[TASK INPUT]
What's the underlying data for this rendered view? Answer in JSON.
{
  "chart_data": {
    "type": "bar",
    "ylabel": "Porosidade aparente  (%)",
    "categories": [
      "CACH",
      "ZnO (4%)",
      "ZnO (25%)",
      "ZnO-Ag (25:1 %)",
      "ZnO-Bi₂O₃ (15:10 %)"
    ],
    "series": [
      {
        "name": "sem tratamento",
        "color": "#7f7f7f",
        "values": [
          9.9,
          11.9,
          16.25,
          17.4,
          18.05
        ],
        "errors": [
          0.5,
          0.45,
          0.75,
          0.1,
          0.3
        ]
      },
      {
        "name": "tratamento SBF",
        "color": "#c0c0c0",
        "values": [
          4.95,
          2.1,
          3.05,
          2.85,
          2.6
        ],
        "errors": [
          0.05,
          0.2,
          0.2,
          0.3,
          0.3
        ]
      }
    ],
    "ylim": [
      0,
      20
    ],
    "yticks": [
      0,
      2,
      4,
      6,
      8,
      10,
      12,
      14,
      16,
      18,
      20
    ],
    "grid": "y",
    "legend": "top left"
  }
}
--
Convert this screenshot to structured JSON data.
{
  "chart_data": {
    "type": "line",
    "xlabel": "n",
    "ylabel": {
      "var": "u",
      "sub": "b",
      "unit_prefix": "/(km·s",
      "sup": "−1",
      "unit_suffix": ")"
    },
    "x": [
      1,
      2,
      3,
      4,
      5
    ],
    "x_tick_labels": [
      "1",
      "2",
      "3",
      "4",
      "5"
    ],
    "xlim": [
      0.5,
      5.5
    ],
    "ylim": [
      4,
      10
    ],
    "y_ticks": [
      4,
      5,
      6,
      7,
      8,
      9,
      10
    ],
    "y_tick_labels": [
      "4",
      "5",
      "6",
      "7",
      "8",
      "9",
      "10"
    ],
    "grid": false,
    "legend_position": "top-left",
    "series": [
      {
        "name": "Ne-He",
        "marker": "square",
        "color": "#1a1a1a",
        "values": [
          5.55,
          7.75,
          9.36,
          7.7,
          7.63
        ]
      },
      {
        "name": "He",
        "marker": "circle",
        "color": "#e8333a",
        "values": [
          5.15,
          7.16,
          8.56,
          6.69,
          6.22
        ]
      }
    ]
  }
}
* * *
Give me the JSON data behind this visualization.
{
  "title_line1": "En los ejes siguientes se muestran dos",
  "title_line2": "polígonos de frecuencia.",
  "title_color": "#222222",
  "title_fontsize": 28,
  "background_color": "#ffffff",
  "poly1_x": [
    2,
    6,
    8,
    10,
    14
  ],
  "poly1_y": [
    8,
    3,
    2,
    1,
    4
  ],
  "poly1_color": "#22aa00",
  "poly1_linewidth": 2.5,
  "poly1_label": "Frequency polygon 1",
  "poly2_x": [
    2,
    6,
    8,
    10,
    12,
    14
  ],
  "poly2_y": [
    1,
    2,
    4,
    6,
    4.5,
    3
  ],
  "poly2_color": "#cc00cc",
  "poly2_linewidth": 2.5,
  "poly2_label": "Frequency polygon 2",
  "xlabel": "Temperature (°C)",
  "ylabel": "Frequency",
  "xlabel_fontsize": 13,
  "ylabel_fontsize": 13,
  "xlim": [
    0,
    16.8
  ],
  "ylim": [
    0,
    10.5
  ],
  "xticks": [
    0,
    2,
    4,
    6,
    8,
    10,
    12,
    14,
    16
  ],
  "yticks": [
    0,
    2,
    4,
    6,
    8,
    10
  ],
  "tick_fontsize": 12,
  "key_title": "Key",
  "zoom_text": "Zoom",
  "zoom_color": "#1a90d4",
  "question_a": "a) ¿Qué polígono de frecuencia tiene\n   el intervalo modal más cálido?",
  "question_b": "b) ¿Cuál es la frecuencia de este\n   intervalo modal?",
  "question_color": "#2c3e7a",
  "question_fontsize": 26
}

[AIM OF THE EXERCISE] Pick out each line containing the string "frecuencia" and copy it.

[SOLUTION BELOW]
  "title_line2": "polígonos de frecuencia.",
  "question_a": "a) ¿Qué polígono de frecuencia tiene\n   el intervalo modal más cálido?",
  "question_b": "b) ¿Cuál es la frecuencia de este\n   intervalo modal?",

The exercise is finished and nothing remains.